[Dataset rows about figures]
+--
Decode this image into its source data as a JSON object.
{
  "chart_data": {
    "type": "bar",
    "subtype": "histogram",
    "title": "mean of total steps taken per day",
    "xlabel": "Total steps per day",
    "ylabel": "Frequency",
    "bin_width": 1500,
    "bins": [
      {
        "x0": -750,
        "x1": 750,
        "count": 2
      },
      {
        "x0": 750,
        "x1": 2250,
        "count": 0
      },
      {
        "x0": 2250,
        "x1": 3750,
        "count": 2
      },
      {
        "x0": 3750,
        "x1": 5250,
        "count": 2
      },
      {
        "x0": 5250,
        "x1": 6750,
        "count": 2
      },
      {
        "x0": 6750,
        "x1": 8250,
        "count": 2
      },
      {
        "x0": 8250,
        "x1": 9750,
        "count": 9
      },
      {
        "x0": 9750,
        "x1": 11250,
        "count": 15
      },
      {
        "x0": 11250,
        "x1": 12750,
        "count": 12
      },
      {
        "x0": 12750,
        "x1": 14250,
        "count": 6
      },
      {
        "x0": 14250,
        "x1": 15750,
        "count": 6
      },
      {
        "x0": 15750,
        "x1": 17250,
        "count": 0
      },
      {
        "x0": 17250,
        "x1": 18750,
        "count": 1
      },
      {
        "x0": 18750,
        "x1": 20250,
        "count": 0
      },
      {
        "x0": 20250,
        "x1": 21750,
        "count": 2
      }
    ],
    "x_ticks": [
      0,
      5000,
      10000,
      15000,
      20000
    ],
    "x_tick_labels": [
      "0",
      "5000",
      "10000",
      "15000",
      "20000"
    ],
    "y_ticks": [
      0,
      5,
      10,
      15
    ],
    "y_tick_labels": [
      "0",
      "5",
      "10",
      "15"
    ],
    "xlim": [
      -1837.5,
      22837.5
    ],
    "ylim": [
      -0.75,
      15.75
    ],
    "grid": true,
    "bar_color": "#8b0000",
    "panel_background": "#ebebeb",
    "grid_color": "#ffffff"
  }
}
+--
- _Set exercise_
Read the data above and count the lines that include "steps". Answer only with the count.

- _Solution to this exercise_
2